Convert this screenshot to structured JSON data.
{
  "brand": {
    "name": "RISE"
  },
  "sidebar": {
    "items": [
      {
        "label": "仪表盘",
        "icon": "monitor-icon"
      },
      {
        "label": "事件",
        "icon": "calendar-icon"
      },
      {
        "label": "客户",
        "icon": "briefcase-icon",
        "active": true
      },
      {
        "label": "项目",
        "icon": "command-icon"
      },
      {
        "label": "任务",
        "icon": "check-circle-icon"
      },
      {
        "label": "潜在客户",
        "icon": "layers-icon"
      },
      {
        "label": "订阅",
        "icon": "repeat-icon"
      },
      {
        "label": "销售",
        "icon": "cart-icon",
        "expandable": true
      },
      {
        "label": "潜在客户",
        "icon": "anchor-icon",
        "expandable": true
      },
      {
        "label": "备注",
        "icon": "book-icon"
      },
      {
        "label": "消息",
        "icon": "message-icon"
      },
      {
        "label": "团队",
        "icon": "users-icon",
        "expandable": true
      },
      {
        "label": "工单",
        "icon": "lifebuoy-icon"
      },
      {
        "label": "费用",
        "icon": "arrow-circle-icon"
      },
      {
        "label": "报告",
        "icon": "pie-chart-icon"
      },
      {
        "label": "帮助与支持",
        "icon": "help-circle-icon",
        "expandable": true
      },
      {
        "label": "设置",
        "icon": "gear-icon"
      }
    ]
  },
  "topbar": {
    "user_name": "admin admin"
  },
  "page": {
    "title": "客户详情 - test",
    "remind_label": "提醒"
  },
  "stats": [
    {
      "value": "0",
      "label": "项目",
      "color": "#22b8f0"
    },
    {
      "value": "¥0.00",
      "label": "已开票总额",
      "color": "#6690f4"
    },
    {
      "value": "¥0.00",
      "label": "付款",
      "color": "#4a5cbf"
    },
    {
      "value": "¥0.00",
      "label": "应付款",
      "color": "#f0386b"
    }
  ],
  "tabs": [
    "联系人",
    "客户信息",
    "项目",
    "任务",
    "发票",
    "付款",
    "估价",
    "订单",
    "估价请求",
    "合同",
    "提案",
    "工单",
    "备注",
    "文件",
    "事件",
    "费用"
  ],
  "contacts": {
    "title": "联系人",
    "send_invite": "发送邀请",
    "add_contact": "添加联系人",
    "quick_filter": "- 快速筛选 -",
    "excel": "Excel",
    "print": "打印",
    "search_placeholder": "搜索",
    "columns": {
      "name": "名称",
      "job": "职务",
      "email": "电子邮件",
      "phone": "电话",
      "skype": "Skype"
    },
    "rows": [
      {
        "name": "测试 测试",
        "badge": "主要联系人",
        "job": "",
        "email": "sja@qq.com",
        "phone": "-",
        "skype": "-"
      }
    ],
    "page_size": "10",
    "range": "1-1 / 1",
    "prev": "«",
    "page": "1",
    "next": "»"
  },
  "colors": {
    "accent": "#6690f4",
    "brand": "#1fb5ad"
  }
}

Written problem:
All of the entries must be written out exactly as they stand.

Result of this exercise:
Convert this screenshot to structured JSON data.
{
  "brand": {
    "name": "RISE"
  },
  "sidebar": {
    "items": [
      {
        "label": "仪表盘",
        "icon": "monitor-icon"
      },
      {
        "label": "事件",
        "icon": "calendar-icon"
      },
      {
        "label": "客户",
        "icon": "briefcase-icon",
        "active": true
      },
      {
        "label": "项目",
        "icon": "command-icon"
      },
      {
        "label": "任务",
        "icon": "check-circle-icon"
      },
      {
        "label": "潜在客户",
        "icon": "layers-icon"
      },
      {
        "label": "订阅",
        "icon": "repeat-icon"
      },
      {
        "label": "销售",
        "icon": "cart-icon",
        "expandable": true
      },
      {
        "label": "潜在客户",
        "icon": "anchor-icon",
        "expandable": true
      },
      {
        "label": "备注",
        "icon": "book-icon"
      },
      {
        "label": "消息",
        "icon": "message-icon"
      },
      {
        "label": "团队",
        "icon": "users-icon",
        "expandable": true
      },
      {
        "label": "工单",
        "icon": "lifebuoy-icon"
      },
      {
        "label": "费用",
        "icon": "arrow-circle-icon"
      },
      {
        "label": "报告",
        "icon": "pie-chart-icon"
      },
      {
        "label": "帮助与支持",
        "icon": "help-circle-icon",
        "expandable": true
      },
      {
        "label": "设置",
        "icon": "gear-icon"
      }
    ]
  },
  "topbar": {
    "user_name": "admin admin"
  },
  "page": {
    "title": "客户详情 - test",
    "remind_label": "提醒"
  },
  "stats": [
    {
      "value": "0",
      "label": "项目",
      "color": "#22b8f0"
    },
    {
      "value": "¥0.00",
      "label": "已开票总额",
      "color": "#6690f4"
    },
    {
      "value": "¥0.00",
      "label": "付款",
      "color": "#4a5cbf"
    },
    {
      "value": "¥0.00",
      "label": "应付款",
      "color": "#f0386b"
    }
  ],
  "tabs": [
    "联系人",
    "客户信息",
    "项目",
    "任务",
    "发票",
    "付款",
    "估价",
    "订单",
    "估价请求",
    "合同",
    "提案",
    "工单",
    "备注",
    "文件",
    "事件",
    "费用"
  ],
  "contacts": {
    "title": "联系人",
    "send_invite": "发送邀请",
    "add_contact": "添加联系人",
    "quick_filter": "- 快速筛选 -",
    "excel": "Excel",
    "print": "打印",
    "search_placeholder": "搜索",
    "columns": {
      "name": "名称",
      "job": "职务",
      "email": "电子邮件",
      "phone": "电话",
      "skype": "Skype"
    },
    "rows": [
      {
        "name": "测试 测试",
        "badge": "主要联系人",
        "job": "",
        "email": "sja@qq.com",
        "phone": "-",
        "skype": "-"
      }
    ],
    "page_size": "10",
    "range": "1-1 / 1",
    "prev": "«",
    "page": "1",
    "next": "»"
  },
  "colors": {
    "accent": "#6690f4",
    "brand": "#1fb5ad"
  }
}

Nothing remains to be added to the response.